*The exercise*. Set down the material below in full, matching it exactly.

=== Data to process ===

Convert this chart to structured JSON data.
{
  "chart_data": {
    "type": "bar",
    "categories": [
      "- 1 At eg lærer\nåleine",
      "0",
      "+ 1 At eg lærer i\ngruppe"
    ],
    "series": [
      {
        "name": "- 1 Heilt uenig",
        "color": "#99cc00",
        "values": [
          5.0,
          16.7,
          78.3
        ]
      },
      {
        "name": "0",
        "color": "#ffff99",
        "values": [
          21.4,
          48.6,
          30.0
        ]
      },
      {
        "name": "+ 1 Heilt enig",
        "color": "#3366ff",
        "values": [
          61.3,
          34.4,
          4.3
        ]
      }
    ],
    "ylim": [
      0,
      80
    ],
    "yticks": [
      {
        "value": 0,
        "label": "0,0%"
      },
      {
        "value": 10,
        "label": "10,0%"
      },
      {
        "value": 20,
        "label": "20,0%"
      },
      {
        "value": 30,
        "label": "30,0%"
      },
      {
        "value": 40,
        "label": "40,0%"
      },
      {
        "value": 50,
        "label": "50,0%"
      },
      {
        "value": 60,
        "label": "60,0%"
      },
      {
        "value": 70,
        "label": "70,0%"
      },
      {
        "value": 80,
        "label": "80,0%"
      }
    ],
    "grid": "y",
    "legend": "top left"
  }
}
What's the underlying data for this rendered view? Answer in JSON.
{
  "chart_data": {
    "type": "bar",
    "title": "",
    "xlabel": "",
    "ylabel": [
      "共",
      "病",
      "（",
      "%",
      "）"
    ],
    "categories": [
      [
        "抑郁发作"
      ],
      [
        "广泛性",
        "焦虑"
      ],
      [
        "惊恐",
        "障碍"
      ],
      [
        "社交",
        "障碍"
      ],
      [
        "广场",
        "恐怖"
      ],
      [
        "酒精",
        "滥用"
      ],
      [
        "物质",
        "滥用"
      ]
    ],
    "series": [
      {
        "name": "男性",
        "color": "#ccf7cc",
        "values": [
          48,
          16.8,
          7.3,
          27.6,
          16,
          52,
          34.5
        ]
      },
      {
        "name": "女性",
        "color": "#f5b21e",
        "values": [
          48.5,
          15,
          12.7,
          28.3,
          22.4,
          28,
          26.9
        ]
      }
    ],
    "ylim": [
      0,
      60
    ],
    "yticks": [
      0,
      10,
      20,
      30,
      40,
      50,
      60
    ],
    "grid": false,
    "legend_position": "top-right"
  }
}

===

*Exercise response*.
Convert this chart to structured JSON data.
{
  "chart_data": {
    "type": "bar",
    "categories": [
      "- 1 At eg lærer\nåleine",
      "0",
      "+ 1 At eg lærer i\ngruppe"
    ],
    "series": [
      {
        "name": "- 1 Heilt uenig",
        "color": "#99cc00",
        "values": [
          5.0,
          16.7,
          78.3
        ]
      },
      {
        "name": "0",
        "color": "#ffff99",
        "values": [
          21.4,
          48.6,
          30.0
        ]
      },
      {
        "name": "+ 1 Heilt enig",
        "color": "#3366ff",
        "values": [
          61.3,
          34.4,
          4.3
        ]
      }
    ],
    "ylim": [
      0,
      80
    ],
    "yticks": [
      {
        "value": 0,
        "label": "0,0%"
      },
      {
        "value": 10,
        "label": "10,0%"
      },
      {
        "value": 20,
        "label": "20,0%"
      },
      {
        "value": 30,
        "label": "30,0%"
      },
      {
        "value": 40,
        "label": "40,0%"
      },
      {
        "value": 50,
        "label": "50,0%"
      },
      {
        "value": 60,
        "label": "60,0%"
      },
      {
        "value": 70,
        "label": "70,0%"
      },
      {
        "value": 80,
        "label": "80,0%"
      }
    ],
    "grid": "y",
    "legend": "top left"
  }
}
What's the underlying data for this rendered view? Answer in JSON.
{
  "chart_data": {
    "type": "bar",
    "title": "",
    "xlabel": "",
    "ylabel": [
      "共",
      "病",
      "（",
      "%",
      "）"
    ],
    "categories": [
      [
        "抑郁发作"
      ],
      [
        "广泛性",
        "焦虑"
      ],
      [
        "惊恐",
        "障碍"
      ],
      [
        "社交",
        "障碍"
      ],
      [
        "广场",
        "恐怖"
      ],
      [
        "酒精",
        "滥用"
      ],
      [
        "物质",
        "滥用"
      ]
    ],
    "series": [
      {
        "name": "男性",
        "color": "#ccf7cc",
        "values": [
          48,
          16.8,
          7.3,
          27.6,
          16,
          52,
          34.5
        ]
      },
      {
        "name": "女性",
        "color": "#f5b21e",
        "values": [
          48.5,
          15,
          12.7,
          28.3,
          22.4,
          28,
          26.9
        ]
      }
    ],
    "ylim": [
      0,
      60
    ],
    "yticks": [
      0,
      10,
      20,
      30,
      40,
      50,
      60
    ],
    "grid": false,
    "legend_position": "top-right"
  }
}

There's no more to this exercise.